Data provided:
§

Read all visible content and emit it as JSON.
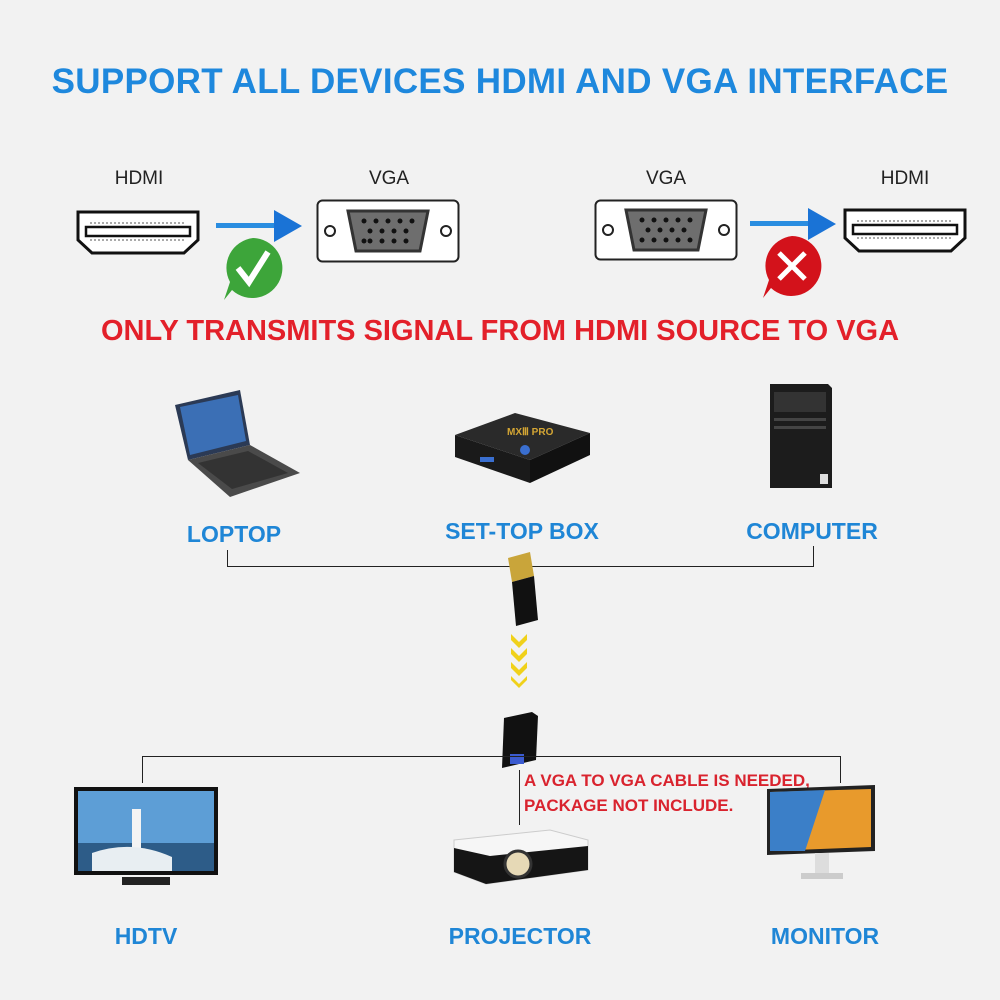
{
  "title": "SUPPORT ALL DEVICES HDMI AND VGA INTERFACE",
  "conversion": {
    "left": {
      "from": "HDMI",
      "to": "VGA",
      "status": "supported",
      "status_icon": "check-icon"
    },
    "right": {
      "from": "VGA",
      "to": "HDMI",
      "status": "not-supported",
      "status_icon": "x-icon"
    }
  },
  "warning": "ONLY TRANSMITS SIGNAL FROM HDMI SOURCE TO VGA",
  "sources": [
    {
      "label": "LOPTOP",
      "icon": "laptop-icon"
    },
    {
      "label": "SET-TOP BOX",
      "icon": "set-top-box-icon"
    },
    {
      "label": "COMPUTER",
      "icon": "computer-tower-icon"
    }
  ],
  "note": [
    "A VGA TO VGA CABLE IS NEEDED,",
    "PACKAGE  NOT INCLUDE."
  ],
  "displays": [
    {
      "label": "HDTV",
      "icon": "tv-icon"
    },
    {
      "label": "PROJECTOR",
      "icon": "projector-icon"
    },
    {
      "label": "MONITOR",
      "icon": "monitor-icon"
    }
  ],
  "colors": {
    "blue": "#1e88dd",
    "red": "#e3202a",
    "background": "#f2f2f2"
  }
}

§

What is asked: Return the full material word for word. Do not include the pictures.

Written solution:
Read all visible content and emit it as JSON.
{
  "title": "SUPPORT ALL DEVICES HDMI AND VGA INTERFACE",
  "conversion": {
    "left": {
      "from": "HDMI",
      "to": "VGA",
      "status": "supported",
      "status_icon": "check-icon"
    },
    "right": {
      "from": "VGA",
      "to": "HDMI",
      "status": "not-supported",
      "status_icon": "x-icon"
    }
  },
  "warning": "ONLY TRANSMITS SIGNAL FROM HDMI SOURCE TO VGA",
  "sources": [
    {
      "label": "LOPTOP",
      "icon": "laptop-icon"
    },
    {
      "label": "SET-TOP BOX",
      "icon": "set-top-box-icon"
    },
    {
      "label": "COMPUTER",
      "icon": "computer-tower-icon"
    }
  ],
  "note": [
    "A VGA TO VGA CABLE IS NEEDED,",
    "PACKAGE  NOT INCLUDE."
  ],
  "displays": [
    {
      "label": "HDTV",
      "icon": "tv-icon"
    },
    {
      "label": "PROJECTOR",
      "icon": "projector-icon"
    },
    {
      "label": "MONITOR",
      "icon": "monitor-icon"
    }
  ],
  "colors": {
    "blue": "#1e88dd",
    "red": "#e3202a",
    "background": "#f2f2f2"
  }
}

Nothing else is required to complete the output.